--- What to work on ---
Below is a block of data; give all of it again word for word.

[BEGIN]

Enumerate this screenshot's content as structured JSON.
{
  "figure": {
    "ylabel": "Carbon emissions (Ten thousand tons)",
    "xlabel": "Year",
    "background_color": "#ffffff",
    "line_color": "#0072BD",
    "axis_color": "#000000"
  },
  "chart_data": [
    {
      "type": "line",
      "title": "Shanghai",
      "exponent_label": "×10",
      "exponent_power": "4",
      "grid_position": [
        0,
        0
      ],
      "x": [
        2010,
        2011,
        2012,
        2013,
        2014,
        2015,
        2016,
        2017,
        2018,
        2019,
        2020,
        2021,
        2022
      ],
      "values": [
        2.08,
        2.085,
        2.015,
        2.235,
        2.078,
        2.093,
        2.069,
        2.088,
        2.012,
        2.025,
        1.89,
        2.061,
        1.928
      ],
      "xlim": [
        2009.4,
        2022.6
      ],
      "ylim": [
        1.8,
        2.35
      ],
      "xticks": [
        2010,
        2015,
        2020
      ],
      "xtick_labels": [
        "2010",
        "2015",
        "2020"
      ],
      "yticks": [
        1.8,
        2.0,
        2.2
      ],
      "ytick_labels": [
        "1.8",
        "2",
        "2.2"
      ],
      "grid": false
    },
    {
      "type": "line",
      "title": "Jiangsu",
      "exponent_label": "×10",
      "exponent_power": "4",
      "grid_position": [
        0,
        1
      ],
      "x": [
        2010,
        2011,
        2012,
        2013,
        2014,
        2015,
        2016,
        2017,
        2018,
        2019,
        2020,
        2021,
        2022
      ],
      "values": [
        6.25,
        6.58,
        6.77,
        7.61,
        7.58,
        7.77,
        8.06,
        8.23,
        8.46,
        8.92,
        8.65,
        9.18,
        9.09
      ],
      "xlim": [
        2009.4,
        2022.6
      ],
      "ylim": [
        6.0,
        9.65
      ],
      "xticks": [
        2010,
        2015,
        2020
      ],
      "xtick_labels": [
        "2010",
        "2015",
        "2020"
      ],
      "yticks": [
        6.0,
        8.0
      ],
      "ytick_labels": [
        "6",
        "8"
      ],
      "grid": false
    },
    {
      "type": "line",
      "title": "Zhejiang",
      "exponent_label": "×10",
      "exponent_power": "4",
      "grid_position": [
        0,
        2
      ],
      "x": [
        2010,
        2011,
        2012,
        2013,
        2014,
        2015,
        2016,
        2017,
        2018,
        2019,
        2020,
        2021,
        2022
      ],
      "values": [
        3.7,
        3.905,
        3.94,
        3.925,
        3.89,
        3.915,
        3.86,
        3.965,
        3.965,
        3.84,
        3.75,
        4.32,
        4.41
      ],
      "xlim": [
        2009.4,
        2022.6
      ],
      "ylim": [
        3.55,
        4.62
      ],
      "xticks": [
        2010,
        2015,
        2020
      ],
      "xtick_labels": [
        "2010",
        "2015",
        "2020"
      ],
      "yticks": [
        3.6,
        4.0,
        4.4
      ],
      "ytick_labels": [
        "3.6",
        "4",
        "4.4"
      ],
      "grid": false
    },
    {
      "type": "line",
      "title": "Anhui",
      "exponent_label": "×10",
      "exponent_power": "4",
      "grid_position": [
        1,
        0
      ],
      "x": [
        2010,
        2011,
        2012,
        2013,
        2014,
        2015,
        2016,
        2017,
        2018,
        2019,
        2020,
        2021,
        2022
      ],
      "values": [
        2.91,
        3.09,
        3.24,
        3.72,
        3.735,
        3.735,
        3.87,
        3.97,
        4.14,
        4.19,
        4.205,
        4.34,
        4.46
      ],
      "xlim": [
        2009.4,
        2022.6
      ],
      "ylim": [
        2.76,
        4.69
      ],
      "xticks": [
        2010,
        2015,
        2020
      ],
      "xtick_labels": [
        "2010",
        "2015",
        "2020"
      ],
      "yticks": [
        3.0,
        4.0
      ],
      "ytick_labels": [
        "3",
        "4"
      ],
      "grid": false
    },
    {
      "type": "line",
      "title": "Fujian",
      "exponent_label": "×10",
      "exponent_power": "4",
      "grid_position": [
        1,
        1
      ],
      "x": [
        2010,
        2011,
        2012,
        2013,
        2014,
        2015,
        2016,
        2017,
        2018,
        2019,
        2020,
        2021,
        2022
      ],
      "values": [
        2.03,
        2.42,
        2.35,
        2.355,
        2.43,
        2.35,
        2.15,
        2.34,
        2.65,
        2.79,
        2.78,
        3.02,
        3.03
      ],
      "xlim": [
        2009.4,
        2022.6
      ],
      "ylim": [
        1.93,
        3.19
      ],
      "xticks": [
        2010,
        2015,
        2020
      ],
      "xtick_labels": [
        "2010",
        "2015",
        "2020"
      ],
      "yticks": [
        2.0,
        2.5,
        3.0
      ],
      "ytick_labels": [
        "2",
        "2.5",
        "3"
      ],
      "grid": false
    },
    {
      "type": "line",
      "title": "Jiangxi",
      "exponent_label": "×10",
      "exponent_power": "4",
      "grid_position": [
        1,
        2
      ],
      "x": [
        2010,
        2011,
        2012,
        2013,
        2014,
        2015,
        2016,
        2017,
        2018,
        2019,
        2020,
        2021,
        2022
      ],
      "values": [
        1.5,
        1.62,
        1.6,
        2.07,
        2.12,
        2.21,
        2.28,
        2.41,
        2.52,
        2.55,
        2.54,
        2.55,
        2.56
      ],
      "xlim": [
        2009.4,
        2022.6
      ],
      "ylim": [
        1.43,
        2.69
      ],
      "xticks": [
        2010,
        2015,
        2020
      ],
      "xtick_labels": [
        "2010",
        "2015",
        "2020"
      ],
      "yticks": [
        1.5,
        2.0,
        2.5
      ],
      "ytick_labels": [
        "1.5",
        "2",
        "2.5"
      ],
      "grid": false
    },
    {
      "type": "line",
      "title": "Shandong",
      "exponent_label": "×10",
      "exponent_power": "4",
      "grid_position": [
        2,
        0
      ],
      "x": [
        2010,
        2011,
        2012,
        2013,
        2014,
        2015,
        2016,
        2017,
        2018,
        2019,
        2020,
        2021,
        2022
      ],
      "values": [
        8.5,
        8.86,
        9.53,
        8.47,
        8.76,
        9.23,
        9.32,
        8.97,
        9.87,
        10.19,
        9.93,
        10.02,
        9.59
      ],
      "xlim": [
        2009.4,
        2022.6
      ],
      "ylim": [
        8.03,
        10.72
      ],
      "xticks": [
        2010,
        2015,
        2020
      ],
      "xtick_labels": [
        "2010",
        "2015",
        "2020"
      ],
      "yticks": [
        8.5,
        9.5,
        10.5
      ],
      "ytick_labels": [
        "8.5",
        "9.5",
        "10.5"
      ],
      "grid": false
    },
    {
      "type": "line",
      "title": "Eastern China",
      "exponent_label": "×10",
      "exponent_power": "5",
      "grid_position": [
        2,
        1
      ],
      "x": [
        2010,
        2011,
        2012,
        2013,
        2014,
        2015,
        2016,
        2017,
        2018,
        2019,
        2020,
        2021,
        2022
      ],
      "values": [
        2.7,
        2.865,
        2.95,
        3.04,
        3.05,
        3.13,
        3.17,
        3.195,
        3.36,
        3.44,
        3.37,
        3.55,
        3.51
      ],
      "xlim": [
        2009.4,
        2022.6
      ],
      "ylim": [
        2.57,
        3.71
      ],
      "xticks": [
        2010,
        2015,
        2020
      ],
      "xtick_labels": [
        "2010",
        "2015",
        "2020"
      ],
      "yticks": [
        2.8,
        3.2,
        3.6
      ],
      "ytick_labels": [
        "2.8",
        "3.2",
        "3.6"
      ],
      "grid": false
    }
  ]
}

[END]

--- Response below ---
Enumerate this screenshot's content as structured JSON.
{
  "figure": {
    "ylabel": "Carbon emissions (Ten thousand tons)",
    "xlabel": "Year",
    "background_color": "#ffffff",
    "line_color": "#0072BD",
    "axis_color": "#000000"
  },
  "chart_data": [
    {
      "type": "line",
      "title": "Shanghai",
      "exponent_label": "×10",
      "exponent_power": "4",
      "grid_position": [
        0,
        0
      ],
      "x": [
        2010,
        2011,
        2012,
        2013,
        2014,
        2015,
        2016,
        2017,
        2018,
        2019,
        2020,
        2021,
        2022
      ],
      "values": [
        2.08,
        2.085,
        2.015,
        2.235,
        2.078,
        2.093,
        2.069,
        2.088,
        2.012,
        2.025,
        1.89,
        2.061,
        1.928
      ],
      "xlim": [
        2009.4,
        2022.6
      ],
      "ylim": [
        1.8,
        2.35
      ],
      "xticks": [
        2010,
        2015,
        2020
      ],
      "xtick_labels": [
        "2010",
        "2015",
        "2020"
      ],
      "yticks": [
        1.8,
        2.0,
        2.2
      ],
      "ytick_labels": [
        "1.8",
        "2",
        "2.2"
      ],
      "grid": false
    },
    {
      "type": "line",
      "title": "Jiangsu",
      "exponent_label": "×10",
      "exponent_power": "4",
      "grid_position": [
        0,
        1
      ],
      "x": [
        2010,
        2011,
        2012,
        2013,
        2014,
        2015,
        2016,
        2017,
        2018,
        2019,
        2020,
        2021,
        2022
      ],
      "values": [
        6.25,
        6.58,
        6.77,
        7.61,
        7.58,
        7.77,
        8.06,
        8.23,
        8.46,
        8.92,
        8.65,
        9.18,
        9.09
      ],
      "xlim": [
        2009.4,
        2022.6
      ],
      "ylim": [
        6.0,
        9.65
      ],
      "xticks": [
        2010,
        2015,
        2020
      ],
      "xtick_labels": [
        "2010",
        "2015",
        "2020"
      ],
      "yticks": [
        6.0,
        8.0
      ],
      "ytick_labels": [
        "6",
        "8"
      ],
      "grid": false
    },
    {
      "type": "line",
      "title": "Zhejiang",
      "exponent_label": "×10",
      "exponent_power": "4",
      "grid_position": [
        0,
        2
      ],
      "x": [
        2010,
        2011,
        2012,
        2013,
        2014,
        2015,
        2016,
        2017,
        2018,
        2019,
        2020,
        2021,
        2022
      ],
      "values": [
        3.7,
        3.905,
        3.94,
        3.925,
        3.89,
        3.915,
        3.86,
        3.965,
        3.965,
        3.84,
        3.75,
        4.32,
        4.41
      ],
      "xlim": [
        2009.4,
        2022.6
      ],
      "ylim": [
        3.55,
        4.62
      ],
      "xticks": [
        2010,
        2015,
        2020
      ],
      "xtick_labels": [
        "2010",
        "2015",
        "2020"
      ],
      "yticks": [
        3.6,
        4.0,
        4.4
      ],
      "ytick_labels": [
        "3.6",
        "4",
        "4.4"
      ],
      "grid": false
    },
    {
      "type": "line",
      "title": "Anhui",
      "exponent_label": "×10",
      "exponent_power": "4",
      "grid_position": [
        1,
        0
      ],
      "x": [
        2010,
        2011,
        2012,
        2013,
        2014,
        2015,
        2016,
        2017,
        2018,
        2019,
        2020,
        2021,
        2022
      ],
      "values": [
        2.91,
        3.09,
        3.24,
        3.72,
        3.735,
        3.735,
        3.87,
        3.97,
        4.14,
        4.19,
        4.205,
        4.34,
        4.46
      ],
      "xlim": [
        2009.4,
        2022.6
      ],
      "ylim": [
        2.76,
        4.69
      ],
      "xticks": [
        2010,
        2015,
        2020
      ],
      "xtick_labels": [
        "2010",
        "2015",
        "2020"
      ],
      "yticks": [
        3.0,
        4.0
      ],
      "ytick_labels": [
        "3",
        "4"
      ],
      "grid": false
    },
    {
      "type": "line",
      "title": "Fujian",
      "exponent_label": "×10",
      "exponent_power": "4",
      "grid_position": [
        1,
        1
      ],
      "x": [
        2010,
        2011,
        2012,
        2013,
        2014,
        2015,
        2016,
        2017,
        2018,
        2019,
        2020,
        2021,
        2022
      ],
      "values": [
        2.03,
        2.42,
        2.35,
        2.355,
        2.43,
        2.35,
        2.15,
        2.34,
        2.65,
        2.79,
        2.78,
        3.02,
        3.03
      ],
      "xlim": [
        2009.4,
        2022.6
      ],
      "ylim": [
        1.93,
        3.19
      ],
      "xticks": [
        2010,
        2015,
        2020
      ],
      "xtick_labels": [
        "2010",
        "2015",
        "2020"
      ],
      "yticks": [
        2.0,
        2.5,
        3.0
      ],
      "ytick_labels": [
        "2",
        "2.5",
        "3"
      ],
      "grid": false
    },
    {
      "type": "line",
      "title": "Jiangxi",
      "exponent_label": "×10",
      "exponent_power": "4",
      "grid_position": [
        1,
        2
      ],
      "x": [
        2010,
        2011,
        2012,
        2013,
        2014,
        2015,
        2016,
        2017,
        2018,
        2019,
        2020,
        2021,
        2022
      ],
      "values": [
        1.5,
        1.62,
        1.6,
        2.07,
        2.12,
        2.21,
        2.28,
        2.41,
        2.52,
        2.55,
        2.54,
        2.55,
        2.56
      ],
      "xlim": [
        2009.4,
        2022.6
      ],
      "ylim": [
        1.43,
        2.69
      ],
      "xticks": [
        2010,
        2015,
        2020
      ],
      "xtick_labels": [
        "2010",
        "2015",
        "2020"
      ],
      "yticks": [
        1.5,
        2.0,
        2.5
      ],
      "ytick_labels": [
        "1.5",
        "2",
        "2.5"
      ],
      "grid": false
    },
    {
      "type": "line",
      "title": "Shandong",
      "exponent_label": "×10",
      "exponent_power": "4",
      "grid_position": [
        2,
        0
      ],
      "x": [
        2010,
        2011,
        2012,
        2013,
        2014,
        2015,
        2016,
        2017,
        2018,
        2019,
        2020,
        2021,
        2022
      ],
      "values": [
        8.5,
        8.86,
        9.53,
        8.47,
        8.76,
        9.23,
        9.32,
        8.97,
        9.87,
        10.19,
        9.93,
        10.02,
        9.59
      ],
      "xlim": [
        2009.4,
        2022.6
      ],
      "ylim": [
        8.03,
        10.72
      ],
      "xticks": [
        2010,
        2015,
        2020
      ],
      "xtick_labels": [
        "2010",
        "2015",
        "2020"
      ],
      "yticks": [
        8.5,
        9.5,
        10.5
      ],
      "ytick_labels": [
        "8.5",
        "9.5",
        "10.5"
      ],
      "grid": false
    },
    {
      "type": "line",
      "title": "Eastern China",
      "exponent_label": "×10",
      "exponent_power": "5",
      "grid_position": [
        2,
        1
      ],
      "x": [
        2010,
        2011,
        2012,
        2013,
        2014,
        2015,
        2016,
        2017,
        2018,
        2019,
        2020,
        2021,
        2022
      ],
      "values": [
        2.7,
        2.865,
        2.95,
        3.04,
        3.05,
        3.13,
        3.17,
        3.195,
        3.36,
        3.44,
        3.37,
        3.55,
        3.51
      ],
      "xlim": [
        2009.4,
        2022.6
      ],
      "ylim": [
        2.57,
        3.71
      ],
      "xticks": [
        2010,
        2015,
        2020
      ],
      "xtick_labels": [
        "2010",
        "2015",
        "2020"
      ],
      "yticks": [
        2.8,
        3.2,
        3.6
      ],
      "ytick_labels": [
        "2.8",
        "3.2",
        "3.6"
      ],
      "grid": false
    }
  ]
}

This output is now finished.